-- start Supplied records --

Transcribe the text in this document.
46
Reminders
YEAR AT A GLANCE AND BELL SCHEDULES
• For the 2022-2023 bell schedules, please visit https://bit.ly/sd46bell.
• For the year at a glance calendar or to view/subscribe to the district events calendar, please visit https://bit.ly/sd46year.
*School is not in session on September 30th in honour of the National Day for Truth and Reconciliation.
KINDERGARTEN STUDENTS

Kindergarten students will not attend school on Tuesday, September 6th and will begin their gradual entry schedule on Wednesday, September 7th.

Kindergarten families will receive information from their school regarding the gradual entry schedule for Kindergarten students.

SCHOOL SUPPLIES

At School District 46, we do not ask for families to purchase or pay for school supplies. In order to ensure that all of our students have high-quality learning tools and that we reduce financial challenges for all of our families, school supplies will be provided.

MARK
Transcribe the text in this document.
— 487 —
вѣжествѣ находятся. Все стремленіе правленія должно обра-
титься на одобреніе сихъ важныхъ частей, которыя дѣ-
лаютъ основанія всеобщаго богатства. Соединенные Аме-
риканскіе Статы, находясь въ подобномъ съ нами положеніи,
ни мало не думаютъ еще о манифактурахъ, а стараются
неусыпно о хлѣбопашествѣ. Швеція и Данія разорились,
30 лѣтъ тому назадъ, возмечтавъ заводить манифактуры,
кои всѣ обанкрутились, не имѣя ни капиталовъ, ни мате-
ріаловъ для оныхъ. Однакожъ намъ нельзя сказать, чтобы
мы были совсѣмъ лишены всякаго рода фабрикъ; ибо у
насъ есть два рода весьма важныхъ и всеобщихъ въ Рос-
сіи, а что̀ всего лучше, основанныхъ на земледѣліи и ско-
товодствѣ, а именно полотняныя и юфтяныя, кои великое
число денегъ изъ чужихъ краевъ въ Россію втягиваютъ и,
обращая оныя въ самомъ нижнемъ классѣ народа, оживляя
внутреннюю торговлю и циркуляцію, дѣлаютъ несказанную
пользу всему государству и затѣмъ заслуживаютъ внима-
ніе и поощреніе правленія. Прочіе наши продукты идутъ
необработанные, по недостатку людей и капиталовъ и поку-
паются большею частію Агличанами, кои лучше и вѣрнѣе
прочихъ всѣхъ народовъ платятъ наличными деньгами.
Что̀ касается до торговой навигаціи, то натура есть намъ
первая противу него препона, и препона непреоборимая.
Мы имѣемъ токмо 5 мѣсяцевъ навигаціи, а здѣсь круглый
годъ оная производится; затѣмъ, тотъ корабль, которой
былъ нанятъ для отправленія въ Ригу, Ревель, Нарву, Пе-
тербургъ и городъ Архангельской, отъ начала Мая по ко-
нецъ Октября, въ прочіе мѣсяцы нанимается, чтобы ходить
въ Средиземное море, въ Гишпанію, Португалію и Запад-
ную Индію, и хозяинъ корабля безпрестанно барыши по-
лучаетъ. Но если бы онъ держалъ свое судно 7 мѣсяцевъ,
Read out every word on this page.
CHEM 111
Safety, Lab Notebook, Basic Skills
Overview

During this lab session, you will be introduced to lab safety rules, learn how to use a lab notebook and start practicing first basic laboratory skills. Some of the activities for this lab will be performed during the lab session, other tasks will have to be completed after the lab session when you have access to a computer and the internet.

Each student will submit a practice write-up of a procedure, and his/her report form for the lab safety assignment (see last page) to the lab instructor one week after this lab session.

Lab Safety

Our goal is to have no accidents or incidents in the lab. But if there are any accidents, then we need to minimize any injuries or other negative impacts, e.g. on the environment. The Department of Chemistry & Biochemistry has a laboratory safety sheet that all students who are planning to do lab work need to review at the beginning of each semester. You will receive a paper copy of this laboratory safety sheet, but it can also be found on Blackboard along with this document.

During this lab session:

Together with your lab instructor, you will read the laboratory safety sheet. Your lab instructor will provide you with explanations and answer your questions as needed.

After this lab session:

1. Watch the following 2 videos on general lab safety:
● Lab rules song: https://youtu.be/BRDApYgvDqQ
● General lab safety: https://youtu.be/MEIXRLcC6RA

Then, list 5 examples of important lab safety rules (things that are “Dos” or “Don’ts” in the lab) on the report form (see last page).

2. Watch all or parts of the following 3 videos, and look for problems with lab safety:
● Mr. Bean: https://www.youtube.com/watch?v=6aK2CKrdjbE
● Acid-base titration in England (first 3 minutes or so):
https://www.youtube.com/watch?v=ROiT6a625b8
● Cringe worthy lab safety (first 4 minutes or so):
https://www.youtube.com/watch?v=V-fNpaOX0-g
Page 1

-- end Supplied records --

## Aim of the task
Would you reproduce the material above in full, exactly as given?

## Solution for this exercise
Transcribe the text in this document.
46
Reminders
YEAR AT A GLANCE AND BELL SCHEDULES
• For the 2022-2023 bell schedules, please visit https://bit.ly/sd46bell.
• For the year at a glance calendar or to view/subscribe to the district events calendar, please visit https://bit.ly/sd46year.
*School is not in session on September 30th in honour of the National Day for Truth and Reconciliation.
KINDERGARTEN STUDENTS

Kindergarten students will not attend school on Tuesday, September 6th and will begin their gradual entry schedule on Wednesday, September 7th.

Kindergarten families will receive information from their school regarding the gradual entry schedule for Kindergarten students.

SCHOOL SUPPLIES

At School District 46, we do not ask for families to purchase or pay for school supplies. In order to ensure that all of our students have high-quality learning tools and that we reduce financial challenges for all of our families, school supplies will be provided.

MARK
Transcribe the text in this document.
— 487 —
вѣжествѣ находятся. Все стремленіе правленія должно обра-
титься на одобреніе сихъ важныхъ частей, которыя дѣ-
лаютъ основанія всеобщаго богатства. Соединенные Аме-
риканскіе Статы, находясь въ подобномъ съ нами положеніи,
ни мало не думаютъ еще о манифактурахъ, а стараются
неусыпно о хлѣбопашествѣ. Швеція и Данія разорились,
30 лѣтъ тому назадъ, возмечтавъ заводить манифактуры,
кои всѣ обанкрутились, не имѣя ни капиталовъ, ни мате-
ріаловъ для оныхъ. Однакожъ намъ нельзя сказать, чтобы
мы были совсѣмъ лишены всякаго рода фабрикъ; ибо у
насъ есть два рода весьма важныхъ и всеобщихъ въ Рос-
сіи, а что̀ всего лучше, основанныхъ на земледѣліи и ско-
товодствѣ, а именно полотняныя и юфтяныя, кои великое
число денегъ изъ чужихъ краевъ въ Россію втягиваютъ и,
обращая оныя въ самомъ нижнемъ классѣ народа, оживляя
внутреннюю торговлю и циркуляцію, дѣлаютъ несказанную
пользу всему государству и затѣмъ заслуживаютъ внима-
ніе и поощреніе правленія. Прочіе наши продукты идутъ
необработанные, по недостатку людей и капиталовъ и поку-
паются большею частію Агличанами, кои лучше и вѣрнѣе
прочихъ всѣхъ народовъ платятъ наличными деньгами.
Что̀ касается до торговой навигаціи, то натура есть намъ
первая противу него препона, и препона непреоборимая.
Мы имѣемъ токмо 5 мѣсяцевъ навигаціи, а здѣсь круглый
годъ оная производится; затѣмъ, тотъ корабль, которой
былъ нанятъ для отправленія въ Ригу, Ревель, Нарву, Пе-
тербургъ и городъ Архангельской, отъ начала Мая по ко-
нецъ Октября, въ прочіе мѣсяцы нанимается, чтобы ходить
въ Средиземное море, въ Гишпанію, Португалію и Запад-
ную Индію, и хозяинъ корабля безпрестанно барыши по-
лучаетъ. Но если бы онъ держалъ свое судно 7 мѣсяцевъ,
Read out every word on this page.
CHEM 111
Safety, Lab Notebook, Basic Skills
Overview

During this lab session, you will be introduced to lab safety rules, learn how to use a lab notebook and start practicing first basic laboratory skills. Some of the activities for this lab will be performed during the lab session, other tasks will have to be completed after the lab session when you have access to a computer and the internet.

Each student will submit a practice write-up of a procedure, and his/her report form for the lab safety assignment (see last page) to the lab instructor one week after this lab session.

Lab Safety

Our goal is to have no accidents or incidents in the lab. But if there are any accidents, then we need to minimize any injuries or other negative impacts, e.g. on the environment. The Department of Chemistry & Biochemistry has a laboratory safety sheet that all students who are planning to do lab work need to review at the beginning of each semester. You will receive a paper copy of this laboratory safety sheet, but it can also be found on Blackboard along with this document.

During this lab session:

Together with your lab instructor, you will read the laboratory safety sheet. Your lab instructor will provide you with explanations and answer your questions as needed.

After this lab session:

1. Watch the following 2 videos on general lab safety:
● Lab rules song: https://youtu.be/BRDApYgvDqQ
● General lab safety: https://youtu.be/MEIXRLcC6RA

Then, list 5 examples of important lab safety rules (things that are “Dos” or “Don’ts” in the lab) on the report form (see last page).

2. Watch all or parts of the following 3 videos, and look for problems with lab safety:
● Mr. Bean: https://www.youtube.com/watch?v=6aK2CKrdjbE
● Acid-base titration in England (first 3 minutes or so):
https://www.youtube.com/watch?v=ROiT6a625b8
● Cringe worthy lab safety (first 4 minutes or so):
https://www.youtube.com/watch?v=V-fNpaOX0-g
Page 1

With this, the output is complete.